(WORKING DATA)

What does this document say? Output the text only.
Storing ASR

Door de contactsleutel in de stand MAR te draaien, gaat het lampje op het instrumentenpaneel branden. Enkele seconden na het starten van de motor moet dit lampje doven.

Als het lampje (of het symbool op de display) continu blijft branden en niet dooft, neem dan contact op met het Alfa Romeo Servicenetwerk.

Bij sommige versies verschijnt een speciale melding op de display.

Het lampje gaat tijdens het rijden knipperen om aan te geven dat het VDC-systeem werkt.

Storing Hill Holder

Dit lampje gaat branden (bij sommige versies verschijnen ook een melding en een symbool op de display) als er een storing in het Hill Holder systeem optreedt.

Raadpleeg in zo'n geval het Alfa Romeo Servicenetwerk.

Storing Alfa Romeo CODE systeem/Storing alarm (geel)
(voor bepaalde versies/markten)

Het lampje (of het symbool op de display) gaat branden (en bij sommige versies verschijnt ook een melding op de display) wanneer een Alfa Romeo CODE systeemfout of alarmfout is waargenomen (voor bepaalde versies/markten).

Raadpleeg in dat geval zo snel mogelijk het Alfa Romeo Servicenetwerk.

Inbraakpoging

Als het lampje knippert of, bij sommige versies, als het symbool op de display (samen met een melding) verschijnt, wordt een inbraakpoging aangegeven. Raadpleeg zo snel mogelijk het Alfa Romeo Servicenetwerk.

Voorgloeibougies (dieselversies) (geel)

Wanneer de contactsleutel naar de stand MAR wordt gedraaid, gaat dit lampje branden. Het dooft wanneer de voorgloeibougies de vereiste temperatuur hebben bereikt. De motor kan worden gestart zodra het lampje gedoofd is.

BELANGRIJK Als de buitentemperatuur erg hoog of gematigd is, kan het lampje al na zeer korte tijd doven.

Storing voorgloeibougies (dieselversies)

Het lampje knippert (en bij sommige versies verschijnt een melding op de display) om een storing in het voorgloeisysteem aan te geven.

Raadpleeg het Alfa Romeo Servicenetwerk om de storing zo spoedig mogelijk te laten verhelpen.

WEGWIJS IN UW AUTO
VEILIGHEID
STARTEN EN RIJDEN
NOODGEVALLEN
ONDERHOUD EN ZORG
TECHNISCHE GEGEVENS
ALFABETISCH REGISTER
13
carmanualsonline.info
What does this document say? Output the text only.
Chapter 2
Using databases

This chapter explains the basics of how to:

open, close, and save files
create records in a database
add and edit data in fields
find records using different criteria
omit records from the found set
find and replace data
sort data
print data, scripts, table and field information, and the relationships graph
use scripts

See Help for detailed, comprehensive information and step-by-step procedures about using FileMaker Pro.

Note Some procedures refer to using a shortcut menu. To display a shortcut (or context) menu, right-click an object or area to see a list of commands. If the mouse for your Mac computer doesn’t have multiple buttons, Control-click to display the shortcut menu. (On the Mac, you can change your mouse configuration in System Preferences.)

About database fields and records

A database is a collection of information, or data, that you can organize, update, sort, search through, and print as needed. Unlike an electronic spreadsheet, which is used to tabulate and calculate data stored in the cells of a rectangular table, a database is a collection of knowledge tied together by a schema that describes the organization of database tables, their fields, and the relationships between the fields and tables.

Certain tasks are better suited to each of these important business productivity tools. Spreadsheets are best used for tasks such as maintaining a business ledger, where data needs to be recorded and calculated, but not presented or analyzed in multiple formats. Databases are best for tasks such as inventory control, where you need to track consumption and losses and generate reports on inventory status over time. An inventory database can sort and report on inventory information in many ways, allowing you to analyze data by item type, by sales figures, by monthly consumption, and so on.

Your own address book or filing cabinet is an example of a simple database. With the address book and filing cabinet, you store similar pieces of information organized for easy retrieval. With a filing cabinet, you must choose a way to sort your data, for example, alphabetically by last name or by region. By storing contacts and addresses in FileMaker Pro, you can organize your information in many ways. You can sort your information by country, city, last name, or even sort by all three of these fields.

(End WORKING DATA)

WORK REQUEST:
Show all lines above containing "geel".

ANSWER TO THE EXERCISE:
Storing Alfa Romeo CODE systeem/Storing alarm (geel)
Voorgloeibougies (dieselversies) (geel)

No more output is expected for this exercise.